(begin)

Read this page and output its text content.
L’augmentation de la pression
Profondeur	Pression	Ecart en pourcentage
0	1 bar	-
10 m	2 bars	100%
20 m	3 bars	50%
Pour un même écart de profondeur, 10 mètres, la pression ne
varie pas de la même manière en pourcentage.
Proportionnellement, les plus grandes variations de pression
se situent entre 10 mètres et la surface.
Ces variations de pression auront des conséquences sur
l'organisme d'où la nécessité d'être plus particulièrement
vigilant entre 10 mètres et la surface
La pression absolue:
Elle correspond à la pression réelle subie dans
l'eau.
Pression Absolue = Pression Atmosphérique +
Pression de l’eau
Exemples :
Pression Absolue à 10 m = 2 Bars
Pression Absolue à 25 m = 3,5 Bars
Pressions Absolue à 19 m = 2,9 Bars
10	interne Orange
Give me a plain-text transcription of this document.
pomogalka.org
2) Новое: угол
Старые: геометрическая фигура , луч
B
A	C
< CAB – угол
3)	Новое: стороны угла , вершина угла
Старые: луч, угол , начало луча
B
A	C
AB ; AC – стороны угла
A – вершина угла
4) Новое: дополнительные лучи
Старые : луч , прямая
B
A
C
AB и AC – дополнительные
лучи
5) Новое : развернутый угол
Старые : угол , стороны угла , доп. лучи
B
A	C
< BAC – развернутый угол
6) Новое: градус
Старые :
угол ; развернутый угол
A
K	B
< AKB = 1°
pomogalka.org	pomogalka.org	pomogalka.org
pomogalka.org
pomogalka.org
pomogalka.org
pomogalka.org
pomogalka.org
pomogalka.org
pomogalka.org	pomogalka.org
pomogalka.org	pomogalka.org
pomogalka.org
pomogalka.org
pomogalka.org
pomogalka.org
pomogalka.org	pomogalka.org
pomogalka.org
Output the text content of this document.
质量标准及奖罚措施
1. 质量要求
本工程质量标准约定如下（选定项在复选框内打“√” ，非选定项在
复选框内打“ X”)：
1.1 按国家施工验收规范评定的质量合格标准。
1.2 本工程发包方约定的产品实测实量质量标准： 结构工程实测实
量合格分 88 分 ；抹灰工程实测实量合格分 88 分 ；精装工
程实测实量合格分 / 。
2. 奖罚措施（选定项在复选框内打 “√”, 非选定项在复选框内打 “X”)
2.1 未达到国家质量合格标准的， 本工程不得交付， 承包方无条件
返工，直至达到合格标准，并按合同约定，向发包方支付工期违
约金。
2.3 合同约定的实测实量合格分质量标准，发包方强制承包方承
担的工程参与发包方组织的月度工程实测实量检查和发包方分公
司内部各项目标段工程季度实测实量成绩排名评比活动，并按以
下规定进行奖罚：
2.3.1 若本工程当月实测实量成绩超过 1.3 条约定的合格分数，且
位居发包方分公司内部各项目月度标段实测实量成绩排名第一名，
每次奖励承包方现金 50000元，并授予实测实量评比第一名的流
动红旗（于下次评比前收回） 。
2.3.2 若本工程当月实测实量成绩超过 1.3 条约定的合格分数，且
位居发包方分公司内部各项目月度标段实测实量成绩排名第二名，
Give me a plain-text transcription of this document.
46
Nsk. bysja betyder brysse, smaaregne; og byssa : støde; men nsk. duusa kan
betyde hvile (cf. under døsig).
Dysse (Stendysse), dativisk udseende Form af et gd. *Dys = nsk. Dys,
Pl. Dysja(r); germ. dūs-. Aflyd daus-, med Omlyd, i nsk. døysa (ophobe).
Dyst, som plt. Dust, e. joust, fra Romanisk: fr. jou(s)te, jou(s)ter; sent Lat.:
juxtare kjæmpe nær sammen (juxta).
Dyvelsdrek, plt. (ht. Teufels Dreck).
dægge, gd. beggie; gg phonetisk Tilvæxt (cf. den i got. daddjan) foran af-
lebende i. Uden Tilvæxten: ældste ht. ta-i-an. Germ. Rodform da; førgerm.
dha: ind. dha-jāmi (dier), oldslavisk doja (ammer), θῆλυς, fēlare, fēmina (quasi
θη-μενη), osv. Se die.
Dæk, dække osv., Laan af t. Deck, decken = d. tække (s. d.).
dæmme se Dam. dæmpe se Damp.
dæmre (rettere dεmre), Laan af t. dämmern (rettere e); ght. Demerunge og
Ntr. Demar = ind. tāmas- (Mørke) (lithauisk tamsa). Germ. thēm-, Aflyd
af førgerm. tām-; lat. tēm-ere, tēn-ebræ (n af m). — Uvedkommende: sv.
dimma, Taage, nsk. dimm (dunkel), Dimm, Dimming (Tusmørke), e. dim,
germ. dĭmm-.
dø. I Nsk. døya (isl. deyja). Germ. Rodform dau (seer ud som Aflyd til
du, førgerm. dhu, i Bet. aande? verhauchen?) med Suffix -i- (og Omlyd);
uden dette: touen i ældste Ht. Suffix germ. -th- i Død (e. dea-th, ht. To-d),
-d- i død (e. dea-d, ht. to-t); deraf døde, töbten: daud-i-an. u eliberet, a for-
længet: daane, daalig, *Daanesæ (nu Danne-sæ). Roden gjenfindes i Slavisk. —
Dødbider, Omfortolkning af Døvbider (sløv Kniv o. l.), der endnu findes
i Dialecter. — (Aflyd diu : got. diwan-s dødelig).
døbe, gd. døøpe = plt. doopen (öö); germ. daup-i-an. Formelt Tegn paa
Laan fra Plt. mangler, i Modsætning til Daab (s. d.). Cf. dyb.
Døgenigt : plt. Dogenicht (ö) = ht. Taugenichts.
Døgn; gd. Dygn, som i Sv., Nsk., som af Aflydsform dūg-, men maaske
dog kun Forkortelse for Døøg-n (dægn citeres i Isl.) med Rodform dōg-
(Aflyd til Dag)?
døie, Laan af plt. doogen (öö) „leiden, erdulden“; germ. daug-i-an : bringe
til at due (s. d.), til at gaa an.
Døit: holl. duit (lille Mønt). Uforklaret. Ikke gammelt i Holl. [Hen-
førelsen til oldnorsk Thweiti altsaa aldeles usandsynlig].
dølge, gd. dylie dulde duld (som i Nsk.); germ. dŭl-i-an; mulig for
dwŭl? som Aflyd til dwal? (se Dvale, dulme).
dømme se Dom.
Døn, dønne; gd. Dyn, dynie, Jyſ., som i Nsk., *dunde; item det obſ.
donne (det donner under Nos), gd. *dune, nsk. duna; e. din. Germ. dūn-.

(end)

EXERCISE PROMPT: Repeat all entries. Match them exactly.

WRITTEN SOLUTION:
Read this page and output its text content.
L’augmentation de la pression
Profondeur	Pression	Ecart en pourcentage
0	1 bar	-
10 m	2 bars	100%
20 m	3 bars	50%
Pour un même écart de profondeur, 10 mètres, la pression ne
varie pas de la même manière en pourcentage.
Proportionnellement, les plus grandes variations de pression
se situent entre 10 mètres et la surface.
Ces variations de pression auront des conséquences sur
l'organisme d'où la nécessité d'être plus particulièrement
vigilant entre 10 mètres et la surface
La pression absolue:
Elle correspond à la pression réelle subie dans
l'eau.
Pression Absolue = Pression Atmosphérique +
Pression de l’eau
Exemples :
Pression Absolue à 10 m = 2 Bars
Pression Absolue à 25 m = 3,5 Bars
Pressions Absolue à 19 m = 2,9 Bars
10	interne Orange
Give me a plain-text transcription of this document.
pomogalka.org
2) Новое: угол
Старые: геометрическая фигура , луч
B
A	C
< CAB – угол
3)	Новое: стороны угла , вершина угла
Старые: луч, угол , начало луча
B
A	C
AB ; AC – стороны угла
A – вершина угла
4) Новое: дополнительные лучи
Старые : луч , прямая
B
A
C
AB и AC – дополнительные
лучи
5) Новое : развернутый угол
Старые : угол , стороны угла , доп. лучи
B
A	C
< BAC – развернутый угол
6) Новое: градус
Старые :
угол ; развернутый угол
A
K	B
< AKB = 1°
pomogalka.org	pomogalka.org	pomogalka.org
pomogalka.org
pomogalka.org
pomogalka.org
pomogalka.org
pomogalka.org
pomogalka.org
pomogalka.org	pomogalka.org
pomogalka.org	pomogalka.org
pomogalka.org
pomogalka.org
pomogalka.org
pomogalka.org
pomogalka.org	pomogalka.org
pomogalka.org
Output the text content of this document.
质量标准及奖罚措施
1. 质量要求
本工程质量标准约定如下（选定项在复选框内打“√” ，非选定项在
复选框内打“ X”)：
1.1 按国家施工验收规范评定的质量合格标准。
1.2 本工程发包方约定的产品实测实量质量标准： 结构工程实测实
量合格分 88 分 ；抹灰工程实测实量合格分 88 分 ；精装工
程实测实量合格分 / 。
2. 奖罚措施（选定项在复选框内打 “√”, 非选定项在复选框内打 “X”)
2.1 未达到国家质量合格标准的， 本工程不得交付， 承包方无条件
返工，直至达到合格标准，并按合同约定，向发包方支付工期违
约金。
2.3 合同约定的实测实量合格分质量标准，发包方强制承包方承
担的工程参与发包方组织的月度工程实测实量检查和发包方分公
司内部各项目标段工程季度实测实量成绩排名评比活动，并按以
下规定进行奖罚：
2.3.1 若本工程当月实测实量成绩超过 1.3 条约定的合格分数，且
位居发包方分公司内部各项目月度标段实测实量成绩排名第一名，
每次奖励承包方现金 50000元，并授予实测实量评比第一名的流
动红旗（于下次评比前收回） 。
2.3.2 若本工程当月实测实量成绩超过 1.3 条约定的合格分数，且
位居发包方分公司内部各项目月度标段实测实量成绩排名第二名，
Give me a plain-text transcription of this document.
46
Nsk. bysja betyder brysse, smaaregne; og byssa : støde; men nsk. duusa kan
betyde hvile (cf. under døsig).
Dysse (Stendysse), dativisk udseende Form af et gd. *Dys = nsk. Dys,
Pl. Dysja(r); germ. dūs-. Aflyd daus-, med Omlyd, i nsk. døysa (ophobe).
Dyst, som plt. Dust, e. joust, fra Romanisk: fr. jou(s)te, jou(s)ter; sent Lat.:
juxtare kjæmpe nær sammen (juxta).
Dyvelsdrek, plt. (ht. Teufels Dreck).
dægge, gd. beggie; gg phonetisk Tilvæxt (cf. den i got. daddjan) foran af-
lebende i. Uden Tilvæxten: ældste ht. ta-i-an. Germ. Rodform da; førgerm.
dha: ind. dha-jāmi (dier), oldslavisk doja (ammer), θῆλυς, fēlare, fēmina (quasi
θη-μενη), osv. Se die.
Dæk, dække osv., Laan af t. Deck, decken = d. tække (s. d.).
dæmme se Dam. dæmpe se Damp.
dæmre (rettere dεmre), Laan af t. dämmern (rettere e); ght. Demerunge og
Ntr. Demar = ind. tāmas- (Mørke) (lithauisk tamsa). Germ. thēm-, Aflyd
af førgerm. tām-; lat. tēm-ere, tēn-ebræ (n af m). — Uvedkommende: sv.
dimma, Taage, nsk. dimm (dunkel), Dimm, Dimming (Tusmørke), e. dim,
germ. dĭmm-.
dø. I Nsk. døya (isl. deyja). Germ. Rodform dau (seer ud som Aflyd til
du, førgerm. dhu, i Bet. aande? verhauchen?) med Suffix -i- (og Omlyd);
uden dette: touen i ældste Ht. Suffix germ. -th- i Død (e. dea-th, ht. To-d),
-d- i død (e. dea-d, ht. to-t); deraf døde, töbten: daud-i-an. u eliberet, a for-
længet: daane, daalig, *Daanesæ (nu Danne-sæ). Roden gjenfindes i Slavisk. —
Dødbider, Omfortolkning af Døvbider (sløv Kniv o. l.), der endnu findes
i Dialecter. — (Aflyd diu : got. diwan-s dødelig).
døbe, gd. døøpe = plt. doopen (öö); germ. daup-i-an. Formelt Tegn paa
Laan fra Plt. mangler, i Modsætning til Daab (s. d.). Cf. dyb.
Døgenigt : plt. Dogenicht (ö) = ht. Taugenichts.
Døgn; gd. Dygn, som i Sv., Nsk., som af Aflydsform dūg-, men maaske
dog kun Forkortelse for Døøg-n (dægn citeres i Isl.) med Rodform dōg-
(Aflyd til Dag)?
døie, Laan af plt. doogen (öö) „leiden, erdulden“; germ. daug-i-an : bringe
til at due (s. d.), til at gaa an.
Døit: holl. duit (lille Mønt). Uforklaret. Ikke gammelt i Holl. [Hen-
førelsen til oldnorsk Thweiti altsaa aldeles usandsynlig].
dølge, gd. dylie dulde duld (som i Nsk.); germ. dŭl-i-an; mulig for
dwŭl? som Aflyd til dwal? (se Dvale, dulme).
dømme se Dom.
Døn, dønne; gd. Dyn, dynie, Jyſ., som i Nsk., *dunde; item det obſ.
donne (det donner under Nos), gd. *dune, nsk. duna; e. din. Germ. dūn-.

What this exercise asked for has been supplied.